**EXERCISE DIRECTIONS:**
Make an exact transcription of the material, leaving out all images.

**INPUT:**
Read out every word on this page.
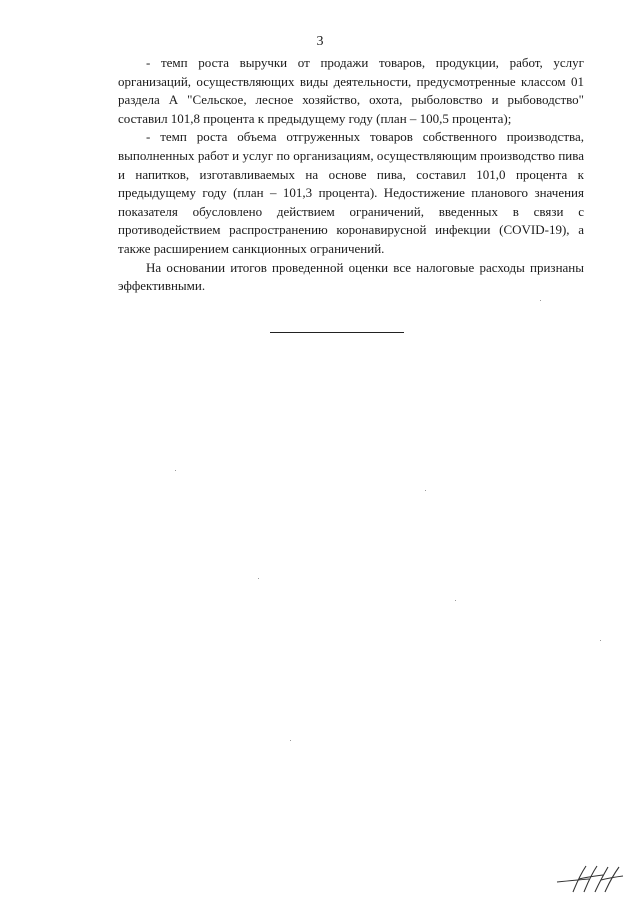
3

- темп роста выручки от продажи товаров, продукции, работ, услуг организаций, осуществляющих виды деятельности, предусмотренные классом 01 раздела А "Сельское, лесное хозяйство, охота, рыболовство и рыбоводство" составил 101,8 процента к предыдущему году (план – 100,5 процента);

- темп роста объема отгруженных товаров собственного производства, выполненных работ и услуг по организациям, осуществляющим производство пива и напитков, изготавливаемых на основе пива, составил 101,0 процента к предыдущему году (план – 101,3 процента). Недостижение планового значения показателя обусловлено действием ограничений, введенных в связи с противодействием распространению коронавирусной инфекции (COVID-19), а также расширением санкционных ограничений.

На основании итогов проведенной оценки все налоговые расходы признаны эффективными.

**REPLY:**
Read out every word on this page.
3

- темп роста выручки от продажи товаров, продукции, работ, услуг организаций, осуществляющих виды деятельности, предусмотренные классом 01 раздела А "Сельское, лесное хозяйство, охота, рыболовство и рыбоводство" составил 101,8 процента к предыдущему году (план – 100,5 процента);

- темп роста объема отгруженных товаров собственного производства, выполненных работ и услуг по организациям, осуществляющим производство пива и напитков, изготавливаемых на основе пива, составил 101,0 процента к предыдущему году (план – 101,3 процента). Недостижение планового значения показателя обусловлено действием ограничений, введенных в связи с противодействием распространению коронавирусной инфекции (COVID-19), а также расширением санкционных ограничений.

На основании итогов проведенной оценки все налоговые расходы признаны эффективными.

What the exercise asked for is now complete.